● Tasks to perform
1: Rewrite the paragraph of the synopsis on gene co-expression networks that begins "The findings reveal that SBM" more briefly, keeping its main facts.
2: From the synopsis on gene co-expression networks, reproduce word for word the passage from "Reassessing the modularity" up to and including "identify gene communities.".

Reassessing the modularity of gene co-expression networks using the Stochastic Block Model.

PLoS Comput Biol

Lewis-Sigler Institute for Integrative Genomics, Princeton University, Princeton, New Jersey, United States of America.

Published: July 2024

AI Article Synopsis

  • Gene co-expression networks are often analyzed through community detection algorithms that assume genes form distinct modules based on their associations.
  • This study explores a new approach using the weighted degree corrected stochastic block model (SBM), which does not require assumptions about modular organization, to identify gene communities.
  • The findings reveal that SBM can discover significantly more gene groups than traditional methods, with many identified communities being non-modular yet functionally enriched, suggesting a more complex structure in gene co-expression than previously recognized.

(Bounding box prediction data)
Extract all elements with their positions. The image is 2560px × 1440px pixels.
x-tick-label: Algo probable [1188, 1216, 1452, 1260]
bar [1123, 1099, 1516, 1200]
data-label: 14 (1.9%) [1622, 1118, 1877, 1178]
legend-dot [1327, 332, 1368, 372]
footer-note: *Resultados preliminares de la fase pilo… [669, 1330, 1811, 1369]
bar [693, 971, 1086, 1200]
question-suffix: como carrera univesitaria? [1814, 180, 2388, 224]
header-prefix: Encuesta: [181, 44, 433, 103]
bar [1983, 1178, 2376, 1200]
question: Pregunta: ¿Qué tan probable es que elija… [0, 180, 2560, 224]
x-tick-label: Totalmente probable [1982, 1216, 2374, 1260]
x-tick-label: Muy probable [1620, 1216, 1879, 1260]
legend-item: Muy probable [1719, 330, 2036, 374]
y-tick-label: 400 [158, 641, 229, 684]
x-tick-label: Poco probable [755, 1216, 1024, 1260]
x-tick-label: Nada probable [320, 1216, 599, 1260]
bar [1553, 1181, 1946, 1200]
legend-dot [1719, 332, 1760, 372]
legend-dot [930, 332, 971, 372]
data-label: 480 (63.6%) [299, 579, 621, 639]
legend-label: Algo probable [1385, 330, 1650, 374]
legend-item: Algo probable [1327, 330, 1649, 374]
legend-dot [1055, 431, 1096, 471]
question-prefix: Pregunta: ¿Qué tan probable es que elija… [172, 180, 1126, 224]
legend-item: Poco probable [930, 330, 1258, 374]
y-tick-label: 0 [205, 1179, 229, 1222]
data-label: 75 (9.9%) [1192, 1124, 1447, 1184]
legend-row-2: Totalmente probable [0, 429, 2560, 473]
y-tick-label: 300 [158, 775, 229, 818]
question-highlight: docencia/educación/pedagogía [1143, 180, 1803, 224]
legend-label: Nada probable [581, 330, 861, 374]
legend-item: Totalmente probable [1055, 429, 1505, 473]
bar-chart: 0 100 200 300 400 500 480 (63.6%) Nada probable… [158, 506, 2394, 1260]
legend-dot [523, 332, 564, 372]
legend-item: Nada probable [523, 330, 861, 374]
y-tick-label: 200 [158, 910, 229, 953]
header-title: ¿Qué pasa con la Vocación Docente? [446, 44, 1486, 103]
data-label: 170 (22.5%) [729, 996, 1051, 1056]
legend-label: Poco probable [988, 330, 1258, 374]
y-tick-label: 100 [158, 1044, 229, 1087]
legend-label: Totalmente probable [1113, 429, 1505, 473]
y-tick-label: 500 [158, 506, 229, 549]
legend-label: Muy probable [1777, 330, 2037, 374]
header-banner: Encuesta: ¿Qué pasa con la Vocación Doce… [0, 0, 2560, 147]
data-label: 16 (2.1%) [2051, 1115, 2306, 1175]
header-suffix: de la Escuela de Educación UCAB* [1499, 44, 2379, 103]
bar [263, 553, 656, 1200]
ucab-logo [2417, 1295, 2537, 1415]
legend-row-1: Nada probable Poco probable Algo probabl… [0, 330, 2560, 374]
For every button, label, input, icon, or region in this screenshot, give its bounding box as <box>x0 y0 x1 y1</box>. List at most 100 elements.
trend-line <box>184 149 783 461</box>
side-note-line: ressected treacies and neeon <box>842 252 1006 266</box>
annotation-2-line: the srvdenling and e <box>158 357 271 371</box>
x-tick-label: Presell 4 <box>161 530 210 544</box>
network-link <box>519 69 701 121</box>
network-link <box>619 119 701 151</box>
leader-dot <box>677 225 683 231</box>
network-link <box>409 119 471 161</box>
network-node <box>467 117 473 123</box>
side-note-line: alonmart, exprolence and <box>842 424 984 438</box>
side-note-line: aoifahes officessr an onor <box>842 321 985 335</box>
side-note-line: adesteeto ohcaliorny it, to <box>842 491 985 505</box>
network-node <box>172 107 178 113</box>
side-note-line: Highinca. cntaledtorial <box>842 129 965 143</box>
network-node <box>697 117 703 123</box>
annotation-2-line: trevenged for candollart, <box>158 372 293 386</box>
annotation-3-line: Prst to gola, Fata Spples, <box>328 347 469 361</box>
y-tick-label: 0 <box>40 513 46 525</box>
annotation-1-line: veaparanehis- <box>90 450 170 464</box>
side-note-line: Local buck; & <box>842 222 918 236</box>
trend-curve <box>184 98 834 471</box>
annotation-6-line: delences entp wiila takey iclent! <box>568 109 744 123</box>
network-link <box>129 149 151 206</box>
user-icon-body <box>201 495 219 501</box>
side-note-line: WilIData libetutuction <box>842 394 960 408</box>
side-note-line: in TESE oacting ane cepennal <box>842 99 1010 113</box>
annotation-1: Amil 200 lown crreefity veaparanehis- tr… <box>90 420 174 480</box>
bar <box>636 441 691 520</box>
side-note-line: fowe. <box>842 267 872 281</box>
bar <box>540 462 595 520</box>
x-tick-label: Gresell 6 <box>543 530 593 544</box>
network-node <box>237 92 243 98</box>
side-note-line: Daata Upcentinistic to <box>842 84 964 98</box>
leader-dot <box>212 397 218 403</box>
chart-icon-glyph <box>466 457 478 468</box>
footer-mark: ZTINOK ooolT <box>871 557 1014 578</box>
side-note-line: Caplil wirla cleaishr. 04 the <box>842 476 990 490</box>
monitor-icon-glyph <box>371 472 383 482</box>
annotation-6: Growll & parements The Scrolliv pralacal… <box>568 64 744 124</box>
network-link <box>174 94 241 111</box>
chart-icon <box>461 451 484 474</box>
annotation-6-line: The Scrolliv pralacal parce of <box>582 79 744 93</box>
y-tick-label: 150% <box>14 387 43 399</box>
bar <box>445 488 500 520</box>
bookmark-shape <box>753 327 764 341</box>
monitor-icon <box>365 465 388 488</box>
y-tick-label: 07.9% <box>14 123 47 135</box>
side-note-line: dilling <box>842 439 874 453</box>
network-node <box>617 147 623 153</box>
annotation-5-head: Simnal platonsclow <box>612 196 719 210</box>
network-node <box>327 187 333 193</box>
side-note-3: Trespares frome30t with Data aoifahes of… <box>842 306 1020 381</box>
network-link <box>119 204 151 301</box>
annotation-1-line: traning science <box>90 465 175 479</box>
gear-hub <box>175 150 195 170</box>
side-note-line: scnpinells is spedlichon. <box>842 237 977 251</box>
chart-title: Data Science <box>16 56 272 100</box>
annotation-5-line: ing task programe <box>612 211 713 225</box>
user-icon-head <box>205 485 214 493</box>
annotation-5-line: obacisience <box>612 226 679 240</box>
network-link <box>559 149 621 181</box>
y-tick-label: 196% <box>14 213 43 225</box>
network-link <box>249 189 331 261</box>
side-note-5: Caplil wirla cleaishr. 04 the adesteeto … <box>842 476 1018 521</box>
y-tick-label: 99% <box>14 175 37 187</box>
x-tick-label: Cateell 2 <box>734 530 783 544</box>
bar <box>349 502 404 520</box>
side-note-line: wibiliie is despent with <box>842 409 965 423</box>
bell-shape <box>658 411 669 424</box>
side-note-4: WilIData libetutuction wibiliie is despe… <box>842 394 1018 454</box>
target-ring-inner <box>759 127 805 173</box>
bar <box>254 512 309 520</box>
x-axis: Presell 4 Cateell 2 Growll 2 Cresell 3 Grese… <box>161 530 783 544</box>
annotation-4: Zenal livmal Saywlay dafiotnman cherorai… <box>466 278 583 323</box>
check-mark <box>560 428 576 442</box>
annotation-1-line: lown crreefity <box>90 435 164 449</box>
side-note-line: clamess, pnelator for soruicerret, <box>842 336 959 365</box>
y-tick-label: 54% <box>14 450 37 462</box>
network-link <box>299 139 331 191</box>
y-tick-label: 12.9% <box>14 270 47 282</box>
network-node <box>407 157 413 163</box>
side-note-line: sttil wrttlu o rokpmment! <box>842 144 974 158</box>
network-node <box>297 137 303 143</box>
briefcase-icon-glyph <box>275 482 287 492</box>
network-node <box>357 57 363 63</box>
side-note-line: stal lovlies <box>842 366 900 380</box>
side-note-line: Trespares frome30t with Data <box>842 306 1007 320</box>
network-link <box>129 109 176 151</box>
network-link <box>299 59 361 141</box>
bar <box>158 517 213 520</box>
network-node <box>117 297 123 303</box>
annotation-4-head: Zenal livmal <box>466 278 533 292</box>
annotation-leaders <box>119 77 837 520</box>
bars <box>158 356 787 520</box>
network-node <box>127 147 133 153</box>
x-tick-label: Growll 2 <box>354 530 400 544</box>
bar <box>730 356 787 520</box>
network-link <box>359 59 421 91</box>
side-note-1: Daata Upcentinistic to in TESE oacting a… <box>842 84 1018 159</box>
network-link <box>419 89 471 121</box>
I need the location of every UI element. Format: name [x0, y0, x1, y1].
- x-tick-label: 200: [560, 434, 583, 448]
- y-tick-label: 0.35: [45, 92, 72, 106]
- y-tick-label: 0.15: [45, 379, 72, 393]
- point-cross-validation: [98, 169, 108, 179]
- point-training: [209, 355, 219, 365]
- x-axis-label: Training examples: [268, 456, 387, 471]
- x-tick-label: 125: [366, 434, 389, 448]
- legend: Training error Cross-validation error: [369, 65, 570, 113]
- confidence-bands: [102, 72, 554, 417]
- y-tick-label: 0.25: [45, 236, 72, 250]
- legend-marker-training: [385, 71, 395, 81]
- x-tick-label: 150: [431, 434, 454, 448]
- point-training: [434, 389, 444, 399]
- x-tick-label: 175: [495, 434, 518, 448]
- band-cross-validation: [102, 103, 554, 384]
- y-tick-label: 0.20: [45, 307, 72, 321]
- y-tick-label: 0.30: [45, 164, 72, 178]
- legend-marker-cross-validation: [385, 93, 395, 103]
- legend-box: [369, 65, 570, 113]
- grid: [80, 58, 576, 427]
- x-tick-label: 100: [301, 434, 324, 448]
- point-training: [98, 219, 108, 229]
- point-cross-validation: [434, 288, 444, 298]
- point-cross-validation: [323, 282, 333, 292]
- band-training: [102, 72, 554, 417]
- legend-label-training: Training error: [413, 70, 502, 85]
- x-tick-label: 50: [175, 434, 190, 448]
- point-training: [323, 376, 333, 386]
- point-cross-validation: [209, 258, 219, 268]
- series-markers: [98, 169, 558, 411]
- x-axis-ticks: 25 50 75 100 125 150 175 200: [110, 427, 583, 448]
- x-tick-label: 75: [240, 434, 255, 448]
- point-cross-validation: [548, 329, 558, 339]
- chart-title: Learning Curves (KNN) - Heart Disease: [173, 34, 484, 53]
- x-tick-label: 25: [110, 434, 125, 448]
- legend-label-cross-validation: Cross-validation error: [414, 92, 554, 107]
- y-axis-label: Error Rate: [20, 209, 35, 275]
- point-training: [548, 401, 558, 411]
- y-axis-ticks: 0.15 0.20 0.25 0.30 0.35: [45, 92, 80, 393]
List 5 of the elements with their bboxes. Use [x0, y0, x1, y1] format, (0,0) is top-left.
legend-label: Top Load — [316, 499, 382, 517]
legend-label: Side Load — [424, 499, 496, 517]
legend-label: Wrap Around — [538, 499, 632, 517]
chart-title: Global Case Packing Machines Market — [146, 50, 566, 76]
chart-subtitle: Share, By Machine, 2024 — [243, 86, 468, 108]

● Task responses
1: SBM finds far more gene groups than traditional methods. Many of these communities are not modular but are still functionally enriched, which points to a more complex gene co-expression structure than was previously recognized.

2:
Reassessing the modularity of gene co-expression networks using the Stochastic Block Model.

PLoS Comput Biol

Lewis-Sigler Institute for Integrative Genomics, Princeton University, Princeton, New Jersey, United States of America.

Published: July 2024

AI Article Synopsis

  • Gene co-expression networks are often analyzed through community detection algorithms that assume genes form distinct modules based on their associations.
  • This study explores a new approach using the weighted degree corrected stochastic block model (SBM), which does not require assumptions about modular organization, to identify gene communities.